Gather every line holding the string "Suite".

━━ EXTRACTED INFORMATION

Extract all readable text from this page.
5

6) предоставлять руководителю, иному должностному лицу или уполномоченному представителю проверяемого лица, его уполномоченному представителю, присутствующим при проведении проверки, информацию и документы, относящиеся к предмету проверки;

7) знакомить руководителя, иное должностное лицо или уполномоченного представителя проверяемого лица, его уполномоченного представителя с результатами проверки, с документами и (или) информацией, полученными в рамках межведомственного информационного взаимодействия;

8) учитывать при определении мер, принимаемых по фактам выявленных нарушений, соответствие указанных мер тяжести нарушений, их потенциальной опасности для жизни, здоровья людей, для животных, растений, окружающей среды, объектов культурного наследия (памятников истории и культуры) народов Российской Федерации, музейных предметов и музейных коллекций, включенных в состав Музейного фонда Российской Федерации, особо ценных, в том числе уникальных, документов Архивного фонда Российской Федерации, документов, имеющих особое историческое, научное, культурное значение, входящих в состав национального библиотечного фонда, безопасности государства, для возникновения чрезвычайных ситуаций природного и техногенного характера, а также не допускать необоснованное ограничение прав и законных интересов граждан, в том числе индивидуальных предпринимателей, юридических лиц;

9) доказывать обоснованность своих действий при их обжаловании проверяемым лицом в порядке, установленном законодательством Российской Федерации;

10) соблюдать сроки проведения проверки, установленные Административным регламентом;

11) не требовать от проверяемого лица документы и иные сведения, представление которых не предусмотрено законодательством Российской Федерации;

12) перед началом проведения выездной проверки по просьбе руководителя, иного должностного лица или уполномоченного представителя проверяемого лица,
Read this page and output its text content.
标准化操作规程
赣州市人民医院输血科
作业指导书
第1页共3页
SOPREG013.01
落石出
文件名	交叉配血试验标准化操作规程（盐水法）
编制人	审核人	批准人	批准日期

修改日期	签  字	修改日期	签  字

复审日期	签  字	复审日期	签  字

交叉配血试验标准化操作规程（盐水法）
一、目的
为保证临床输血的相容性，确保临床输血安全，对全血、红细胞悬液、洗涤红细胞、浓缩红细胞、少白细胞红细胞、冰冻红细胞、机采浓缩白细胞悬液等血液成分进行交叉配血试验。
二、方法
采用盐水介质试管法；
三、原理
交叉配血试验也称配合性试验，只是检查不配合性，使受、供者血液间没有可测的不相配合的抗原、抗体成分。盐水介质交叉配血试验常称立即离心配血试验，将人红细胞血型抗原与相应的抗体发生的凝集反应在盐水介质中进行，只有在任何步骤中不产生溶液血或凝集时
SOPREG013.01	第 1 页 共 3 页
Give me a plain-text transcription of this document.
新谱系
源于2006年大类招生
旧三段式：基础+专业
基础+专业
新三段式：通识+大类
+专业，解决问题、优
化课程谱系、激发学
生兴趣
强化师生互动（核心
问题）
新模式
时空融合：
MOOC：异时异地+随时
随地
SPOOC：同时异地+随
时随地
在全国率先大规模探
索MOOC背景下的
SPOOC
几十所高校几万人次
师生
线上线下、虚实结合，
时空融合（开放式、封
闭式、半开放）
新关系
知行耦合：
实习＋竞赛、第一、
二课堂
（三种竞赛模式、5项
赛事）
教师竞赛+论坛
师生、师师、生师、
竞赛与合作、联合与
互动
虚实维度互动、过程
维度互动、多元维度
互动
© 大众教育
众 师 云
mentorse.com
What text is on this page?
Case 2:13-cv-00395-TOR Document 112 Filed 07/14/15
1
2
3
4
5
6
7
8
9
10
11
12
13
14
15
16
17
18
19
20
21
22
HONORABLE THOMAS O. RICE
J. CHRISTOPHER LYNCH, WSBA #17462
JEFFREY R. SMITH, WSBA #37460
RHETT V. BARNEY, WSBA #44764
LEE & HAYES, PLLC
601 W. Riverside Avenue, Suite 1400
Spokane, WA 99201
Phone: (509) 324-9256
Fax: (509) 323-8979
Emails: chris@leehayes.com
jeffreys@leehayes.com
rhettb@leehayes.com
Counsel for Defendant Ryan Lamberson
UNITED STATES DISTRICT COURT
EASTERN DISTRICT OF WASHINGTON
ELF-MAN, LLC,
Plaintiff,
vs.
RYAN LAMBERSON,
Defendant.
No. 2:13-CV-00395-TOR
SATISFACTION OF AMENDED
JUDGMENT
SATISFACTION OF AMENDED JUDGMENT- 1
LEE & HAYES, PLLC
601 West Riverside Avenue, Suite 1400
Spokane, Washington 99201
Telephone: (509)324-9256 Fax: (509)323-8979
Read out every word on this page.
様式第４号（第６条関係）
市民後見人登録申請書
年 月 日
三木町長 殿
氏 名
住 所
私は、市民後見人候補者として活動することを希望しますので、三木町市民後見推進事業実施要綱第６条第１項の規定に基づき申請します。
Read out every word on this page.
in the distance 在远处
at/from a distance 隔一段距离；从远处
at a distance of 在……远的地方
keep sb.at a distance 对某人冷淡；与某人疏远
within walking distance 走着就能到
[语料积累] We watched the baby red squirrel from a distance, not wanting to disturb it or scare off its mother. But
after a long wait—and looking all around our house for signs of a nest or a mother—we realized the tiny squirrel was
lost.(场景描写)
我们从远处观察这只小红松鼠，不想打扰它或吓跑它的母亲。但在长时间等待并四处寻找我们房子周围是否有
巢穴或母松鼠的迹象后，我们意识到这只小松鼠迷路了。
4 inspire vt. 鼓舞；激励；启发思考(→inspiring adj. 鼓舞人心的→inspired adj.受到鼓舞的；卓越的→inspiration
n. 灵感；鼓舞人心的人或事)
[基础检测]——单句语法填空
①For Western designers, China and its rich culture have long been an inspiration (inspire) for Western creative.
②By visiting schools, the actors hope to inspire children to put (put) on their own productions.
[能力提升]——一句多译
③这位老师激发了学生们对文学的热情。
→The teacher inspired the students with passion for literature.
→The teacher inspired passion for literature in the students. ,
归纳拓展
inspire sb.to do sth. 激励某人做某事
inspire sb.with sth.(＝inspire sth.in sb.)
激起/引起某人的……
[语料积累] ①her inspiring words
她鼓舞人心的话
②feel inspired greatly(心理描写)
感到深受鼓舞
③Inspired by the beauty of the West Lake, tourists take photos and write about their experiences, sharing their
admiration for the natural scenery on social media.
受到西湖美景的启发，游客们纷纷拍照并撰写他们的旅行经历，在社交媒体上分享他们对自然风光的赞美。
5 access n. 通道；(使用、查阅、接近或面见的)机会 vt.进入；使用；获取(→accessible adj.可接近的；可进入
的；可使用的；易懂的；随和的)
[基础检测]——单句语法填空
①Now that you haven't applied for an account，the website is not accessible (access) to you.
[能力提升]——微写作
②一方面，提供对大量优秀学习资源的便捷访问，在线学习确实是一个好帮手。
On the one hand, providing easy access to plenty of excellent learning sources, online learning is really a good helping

━━━━

→ **THE COMPLETED TASK**
601 W. Riverside Avenue, Suite 1400
601 West Riverside Avenue, Suite 1400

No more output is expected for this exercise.